▸ **PROBLEM TO WORK ON**
Scan the records for the string "Preferences"; copy each line where it occurs.

▸ **WORKING DATA**
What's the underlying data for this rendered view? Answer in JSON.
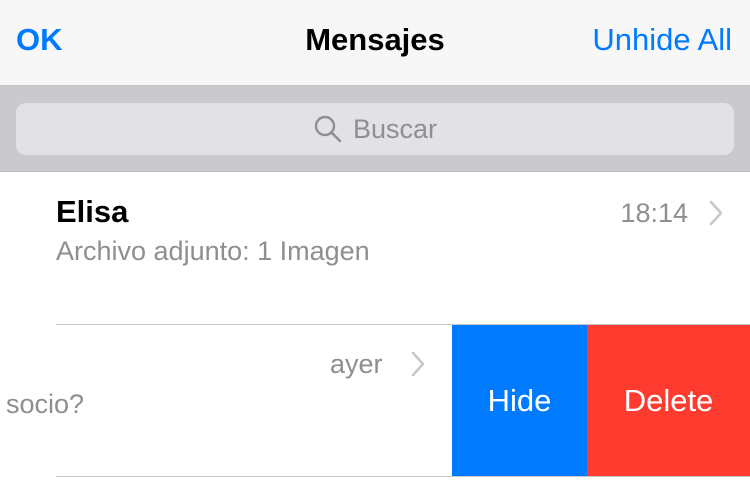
{
  "navbar": {
    "left_button": "OK",
    "title": "Mensajes",
    "right_button": "Unhide All"
  },
  "search": {
    "placeholder": "Buscar",
    "icon": "search-icon"
  },
  "conversations": [
    {
      "name": "Elisa",
      "time": "18:14",
      "preview": "Archivo adjunto: 1 Imagen"
    },
    {
      "time": "ayer",
      "preview": "socio?",
      "swipe_actions": {
        "hide": "Hide",
        "delete": "Delete"
      }
    }
  ],
  "colors": {
    "accent": "#007aff",
    "destructive": "#ff3b30",
    "secondary_text": "#8e8e93"
  }
}
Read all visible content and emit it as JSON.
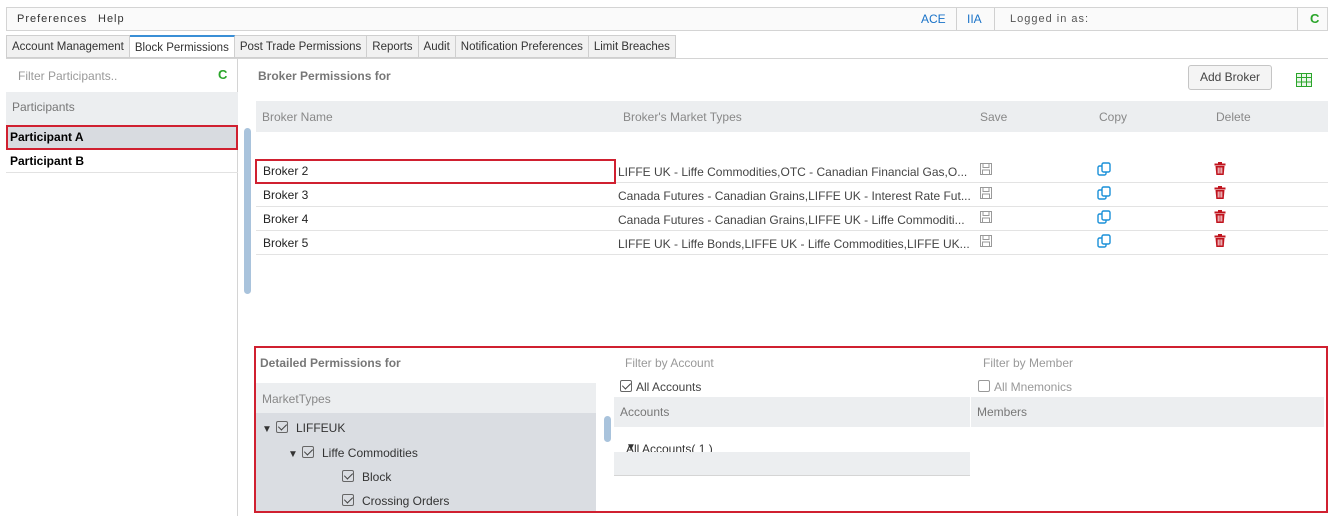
{
  "menubar": {
    "preferences": "Preferences",
    "help": "Help",
    "env1": "ACE",
    "env2": "IIA",
    "logged_in": "Logged in as:",
    "refresh": "C"
  },
  "tabs": [
    "Account Management",
    "Block Permissions",
    "Post Trade Permissions",
    "Reports",
    "Audit",
    "Notification Preferences",
    "Limit Breaches"
  ],
  "left": {
    "filter_placeholder": "Filter Participants..",
    "refresh": "C",
    "header": "Participants",
    "participants": [
      "Participant A",
      "Participant B"
    ]
  },
  "broker": {
    "title": "Broker Permissions for",
    "add_button": "Add Broker",
    "columns": {
      "name": "Broker Name",
      "types": "Broker's Market Types",
      "save": "Save",
      "copy": "Copy",
      "delete": "Delete"
    },
    "rows": [
      {
        "name": "Broker 2",
        "types": "LIFFE UK - Liffe Commodities,OTC - Canadian Financial Gas,O..."
      },
      {
        "name": "Broker 3",
        "types": "Canada Futures - Canadian Grains,LIFFE UK - Interest Rate Fut..."
      },
      {
        "name": "Broker 4",
        "types": "Canada Futures - Canadian Grains,LIFFE UK - Liffe Commoditi..."
      },
      {
        "name": "Broker 5",
        "types": "LIFFE UK - Liffe Bonds,LIFFE UK - Liffe Commodities,LIFFE UK..."
      }
    ]
  },
  "detail": {
    "title": "Detailed Permissions for",
    "filter_account": "Filter by Account",
    "filter_member": "Filter by Member",
    "all_accounts": "All Accounts",
    "all_mnemonics": "All Mnemonics",
    "market_types_header": "MarketTypes",
    "accounts_header": "Accounts",
    "members_header": "Members",
    "tree": [
      {
        "label": "LIFFEUK",
        "checked": true
      },
      {
        "label": "Liffe Commodities",
        "checked": true
      },
      {
        "label": "Block",
        "checked": true
      },
      {
        "label": "Crossing Orders",
        "checked": true
      }
    ],
    "accounts_row": "All Accounts( 1 )"
  },
  "colors": {
    "accent_blue": "#1a73c8",
    "highlight_red": "#d02030",
    "delete_red": "#c0141e",
    "refresh_green": "#2aa52a",
    "grid_green": "#2aa52a"
  }
}
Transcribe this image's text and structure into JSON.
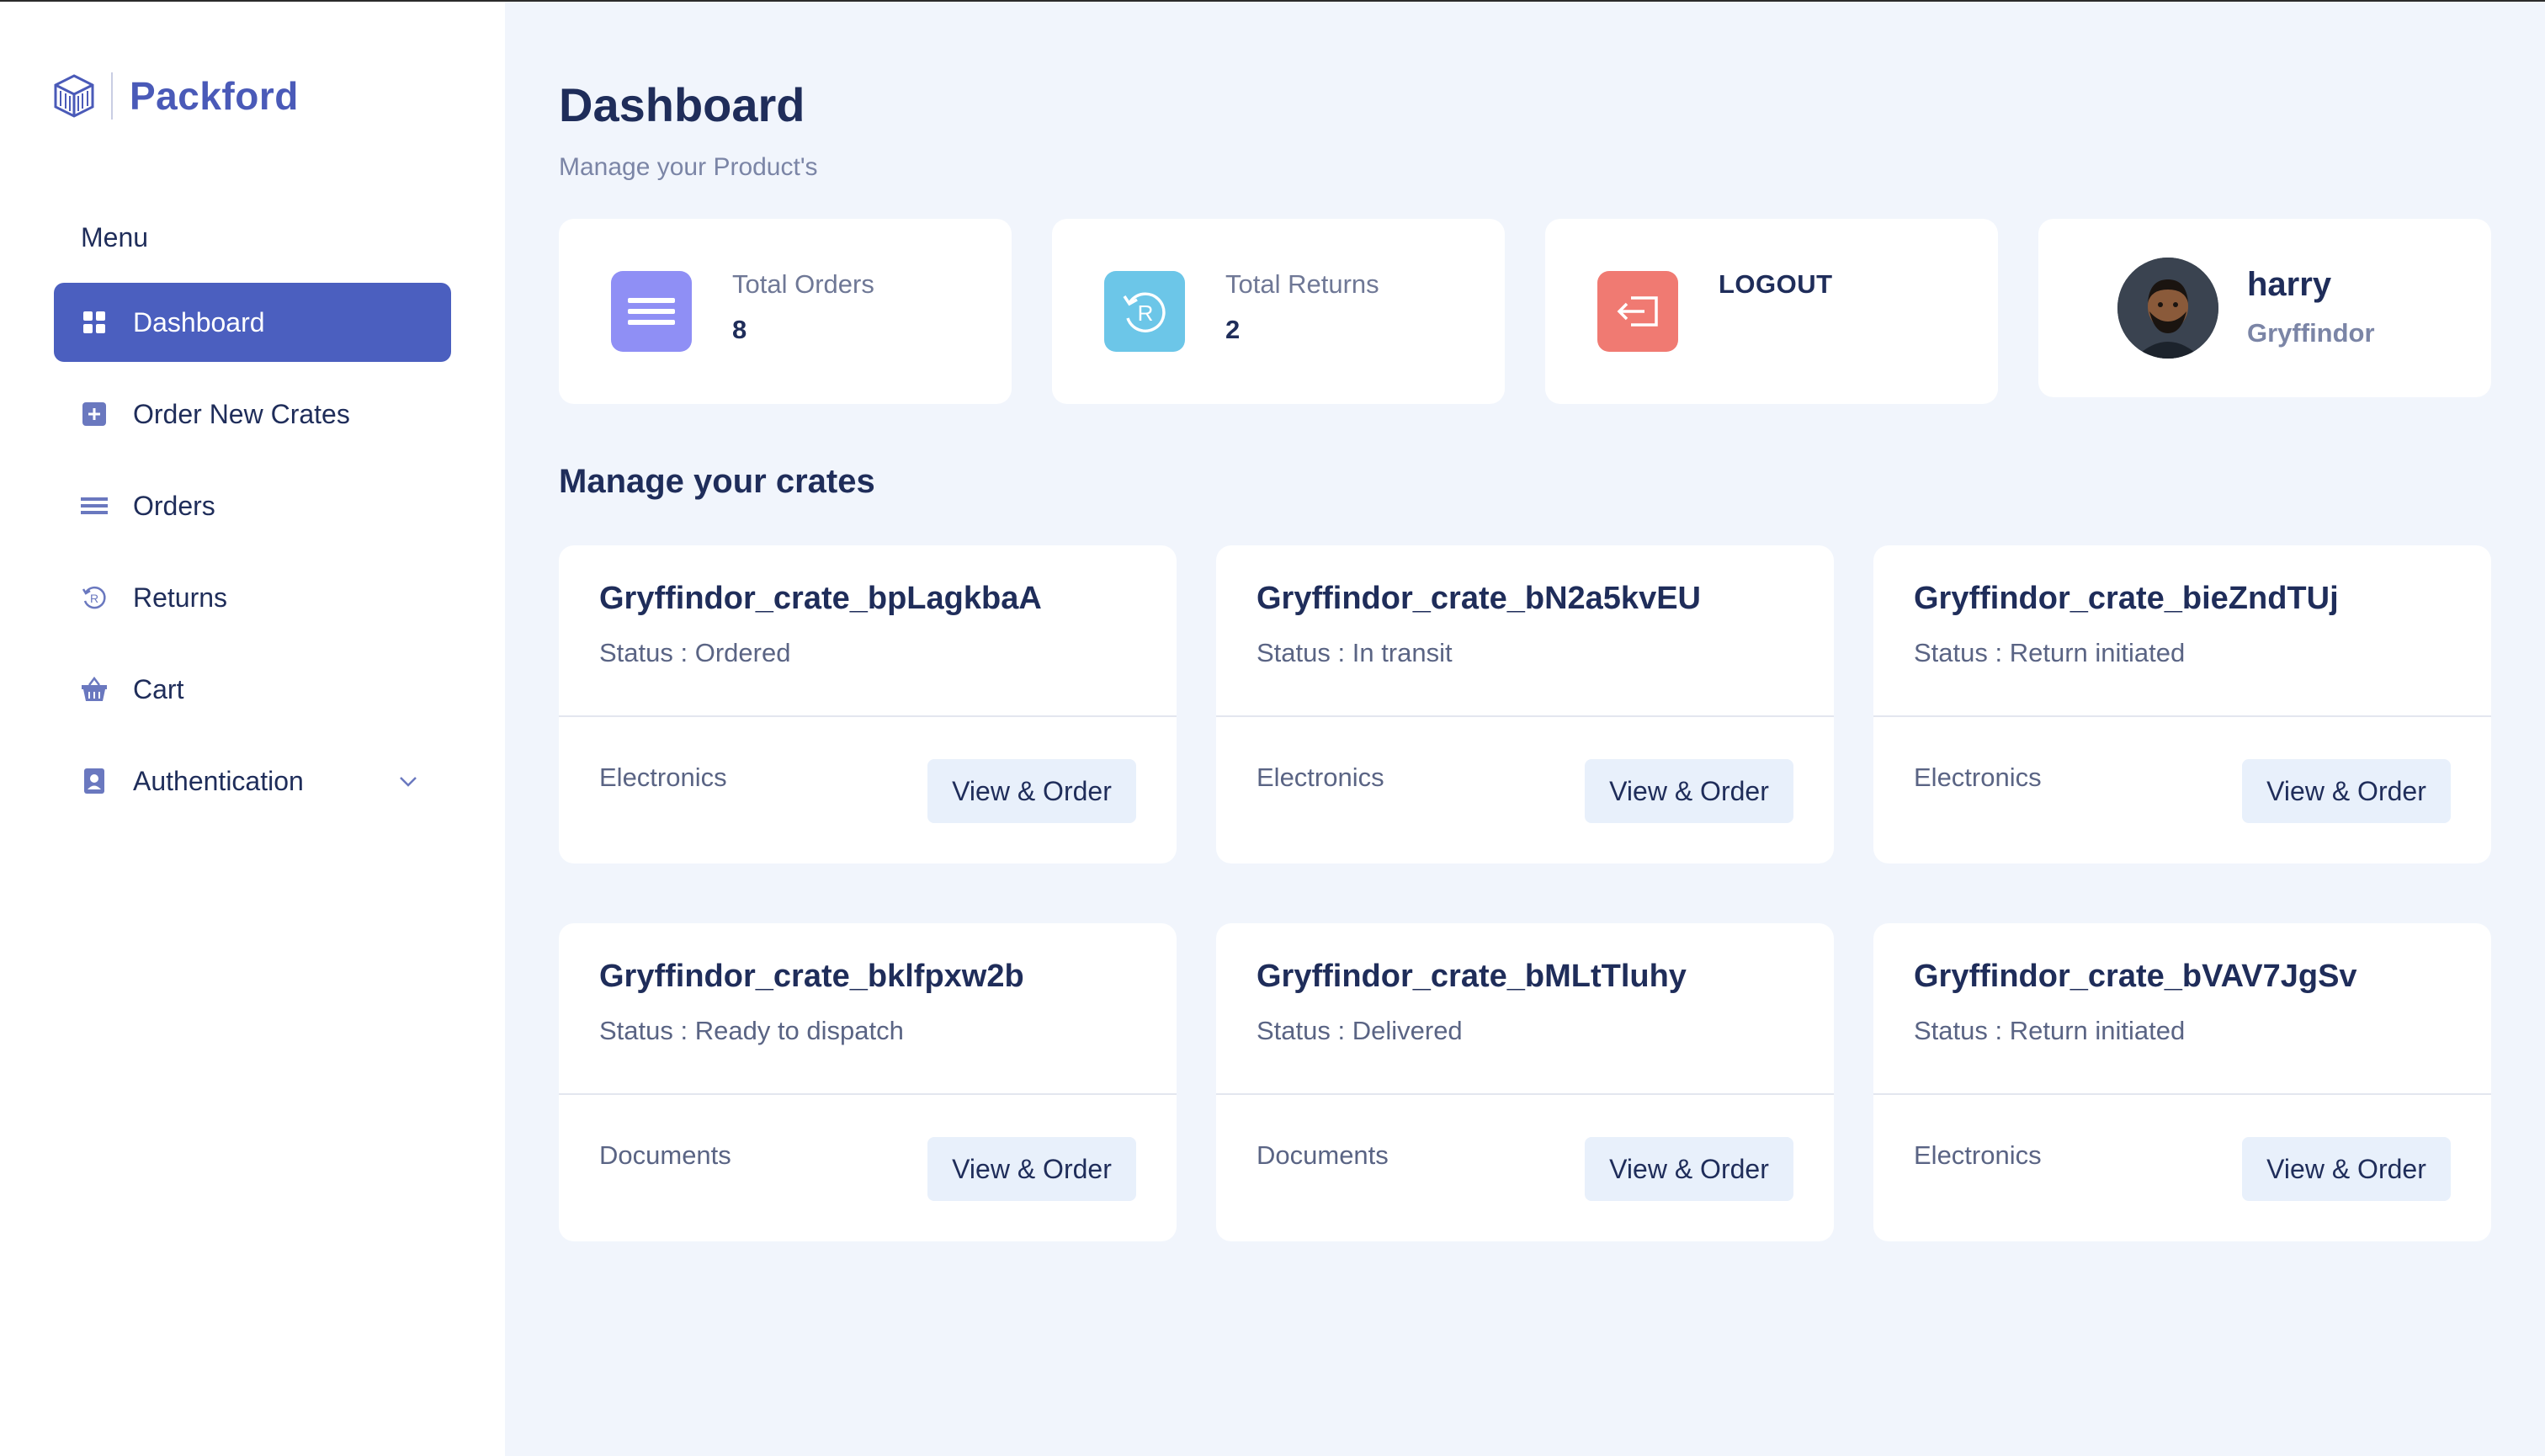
{
  "brand": {
    "name": "Packford"
  },
  "sidebar": {
    "menu_title": "Menu",
    "items": [
      {
        "label": "Dashboard",
        "icon": "grid-icon",
        "active": true
      },
      {
        "label": "Order New Crates",
        "icon": "plus-square-icon"
      },
      {
        "label": "Orders",
        "icon": "list-icon"
      },
      {
        "label": "Returns",
        "icon": "return-icon"
      },
      {
        "label": "Cart",
        "icon": "basket-icon"
      },
      {
        "label": "Authentication",
        "icon": "id-badge-icon",
        "has_dropdown": true
      }
    ]
  },
  "header": {
    "title": "Dashboard",
    "subtitle": "Manage your Product's"
  },
  "stats": {
    "total_orders": {
      "label": "Total Orders",
      "value": "8"
    },
    "total_returns": {
      "label": "Total Returns",
      "value": "2"
    },
    "logout": {
      "label": "LOGOUT"
    }
  },
  "profile": {
    "name": "harry",
    "house": "Gryffindor"
  },
  "crates_section": {
    "title": "Manage your crates"
  },
  "crates": [
    {
      "name": "Gryffindor_crate_bpLagkbaA",
      "status": "Status : Ordered",
      "category": "Electronics",
      "button": "View & Order"
    },
    {
      "name": "Gryffindor_crate_bN2a5kvEU",
      "status": "Status : In transit",
      "category": "Electronics",
      "button": "View & Order"
    },
    {
      "name": "Gryffindor_crate_bieZndTUj",
      "status": "Status : Return initiated",
      "category": "Electronics",
      "button": "View & Order"
    },
    {
      "name": "Gryffindor_crate_bklfpxw2b",
      "status": "Status : Ready to dispatch",
      "category": "Documents",
      "button": "View & Order"
    },
    {
      "name": "Gryffindor_crate_bMLtTluhy",
      "status": "Status : Delivered",
      "category": "Documents",
      "button": "View & Order"
    },
    {
      "name": "Gryffindor_crate_bVAV7JgSv",
      "status": "Status : Return initiated",
      "category": "Electronics",
      "button": "View & Order"
    }
  ],
  "colors": {
    "accent": "#4b5fbf",
    "orders_icon_bg": "#8f8ff5",
    "returns_icon_bg": "#6cc6e8",
    "logout_icon_bg": "#f07a72",
    "background": "#f1f5fc"
  }
}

▸ **ANSWER TO THIS PROBLEM**
    "preferences": "Preferences",
    "Notification Preferences",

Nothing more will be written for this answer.